**Short task:**
Locate the string "JSON" throughout the material and copy every line in which it occurs.

**Data supplied:**

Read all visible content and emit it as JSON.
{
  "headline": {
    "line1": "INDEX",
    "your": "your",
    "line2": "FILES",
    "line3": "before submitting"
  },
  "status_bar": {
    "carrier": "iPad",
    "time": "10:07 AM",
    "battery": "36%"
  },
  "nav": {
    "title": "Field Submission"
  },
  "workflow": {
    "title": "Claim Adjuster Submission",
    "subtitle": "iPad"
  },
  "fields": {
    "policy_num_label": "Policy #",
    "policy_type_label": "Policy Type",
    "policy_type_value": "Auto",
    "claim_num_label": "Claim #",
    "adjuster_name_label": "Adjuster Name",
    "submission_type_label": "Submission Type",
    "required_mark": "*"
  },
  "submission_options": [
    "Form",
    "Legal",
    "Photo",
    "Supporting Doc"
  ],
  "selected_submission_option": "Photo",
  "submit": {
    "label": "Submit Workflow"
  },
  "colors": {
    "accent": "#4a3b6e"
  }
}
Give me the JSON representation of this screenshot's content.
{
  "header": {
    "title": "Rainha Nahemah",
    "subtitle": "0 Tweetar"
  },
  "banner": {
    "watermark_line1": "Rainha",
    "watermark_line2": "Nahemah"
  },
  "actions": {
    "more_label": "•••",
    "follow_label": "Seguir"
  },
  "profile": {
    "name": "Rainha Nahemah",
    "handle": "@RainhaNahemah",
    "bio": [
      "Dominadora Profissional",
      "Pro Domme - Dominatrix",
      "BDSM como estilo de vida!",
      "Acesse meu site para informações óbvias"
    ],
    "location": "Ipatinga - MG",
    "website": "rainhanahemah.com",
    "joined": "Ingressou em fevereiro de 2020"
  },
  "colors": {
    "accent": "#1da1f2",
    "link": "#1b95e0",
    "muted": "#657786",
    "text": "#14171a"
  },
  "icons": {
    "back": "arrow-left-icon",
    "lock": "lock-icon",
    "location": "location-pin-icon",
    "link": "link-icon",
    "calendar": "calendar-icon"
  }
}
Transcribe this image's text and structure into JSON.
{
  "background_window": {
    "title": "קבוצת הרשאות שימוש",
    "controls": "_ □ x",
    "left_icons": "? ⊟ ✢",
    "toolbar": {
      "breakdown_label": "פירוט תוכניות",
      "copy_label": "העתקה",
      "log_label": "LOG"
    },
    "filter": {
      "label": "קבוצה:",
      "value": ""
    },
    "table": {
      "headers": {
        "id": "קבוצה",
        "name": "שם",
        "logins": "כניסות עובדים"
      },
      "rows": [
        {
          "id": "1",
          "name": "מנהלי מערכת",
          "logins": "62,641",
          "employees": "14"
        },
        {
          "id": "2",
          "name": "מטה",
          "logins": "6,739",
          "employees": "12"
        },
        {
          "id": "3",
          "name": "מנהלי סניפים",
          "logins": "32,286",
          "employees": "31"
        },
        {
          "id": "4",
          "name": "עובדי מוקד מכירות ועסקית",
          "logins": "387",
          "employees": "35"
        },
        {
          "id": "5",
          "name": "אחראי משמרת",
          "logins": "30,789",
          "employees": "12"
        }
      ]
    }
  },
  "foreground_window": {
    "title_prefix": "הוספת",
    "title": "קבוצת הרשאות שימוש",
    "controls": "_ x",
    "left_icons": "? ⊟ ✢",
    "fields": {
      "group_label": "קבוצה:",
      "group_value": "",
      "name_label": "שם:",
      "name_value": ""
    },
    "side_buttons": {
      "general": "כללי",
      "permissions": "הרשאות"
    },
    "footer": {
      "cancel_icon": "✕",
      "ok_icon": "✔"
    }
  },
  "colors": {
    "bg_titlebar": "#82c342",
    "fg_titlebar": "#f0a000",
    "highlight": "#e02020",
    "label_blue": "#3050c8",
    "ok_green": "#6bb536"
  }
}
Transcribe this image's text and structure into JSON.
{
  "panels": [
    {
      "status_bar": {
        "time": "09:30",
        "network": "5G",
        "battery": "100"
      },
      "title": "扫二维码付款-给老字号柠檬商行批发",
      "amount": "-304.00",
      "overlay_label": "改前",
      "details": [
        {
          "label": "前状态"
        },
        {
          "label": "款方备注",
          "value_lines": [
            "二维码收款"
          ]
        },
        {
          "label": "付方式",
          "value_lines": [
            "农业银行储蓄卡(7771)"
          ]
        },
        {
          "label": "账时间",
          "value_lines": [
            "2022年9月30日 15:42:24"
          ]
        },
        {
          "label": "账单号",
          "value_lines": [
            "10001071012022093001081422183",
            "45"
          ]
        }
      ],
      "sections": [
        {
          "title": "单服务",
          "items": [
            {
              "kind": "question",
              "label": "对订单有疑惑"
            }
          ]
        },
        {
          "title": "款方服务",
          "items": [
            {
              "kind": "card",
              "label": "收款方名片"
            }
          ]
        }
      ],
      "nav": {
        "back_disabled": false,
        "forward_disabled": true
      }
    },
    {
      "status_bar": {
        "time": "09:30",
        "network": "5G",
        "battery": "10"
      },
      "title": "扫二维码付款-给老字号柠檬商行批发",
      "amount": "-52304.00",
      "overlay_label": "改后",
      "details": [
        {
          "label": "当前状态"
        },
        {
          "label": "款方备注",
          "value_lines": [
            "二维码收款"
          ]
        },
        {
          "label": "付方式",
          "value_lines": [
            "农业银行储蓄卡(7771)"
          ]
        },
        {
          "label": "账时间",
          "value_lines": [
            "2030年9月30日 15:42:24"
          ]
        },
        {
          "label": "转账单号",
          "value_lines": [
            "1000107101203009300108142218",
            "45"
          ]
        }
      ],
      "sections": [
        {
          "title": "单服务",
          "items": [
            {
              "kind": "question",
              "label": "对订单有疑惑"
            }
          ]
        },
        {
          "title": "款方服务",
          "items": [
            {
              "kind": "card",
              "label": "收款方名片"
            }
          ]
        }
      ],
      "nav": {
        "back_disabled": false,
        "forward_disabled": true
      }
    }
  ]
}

**Result for this exercise:**
Read all visible content and emit it as JSON.
Give me the JSON representation of this screenshot's content.
Transcribe this image's text and structure into JSON.
Transcribe this image's text and structure into JSON.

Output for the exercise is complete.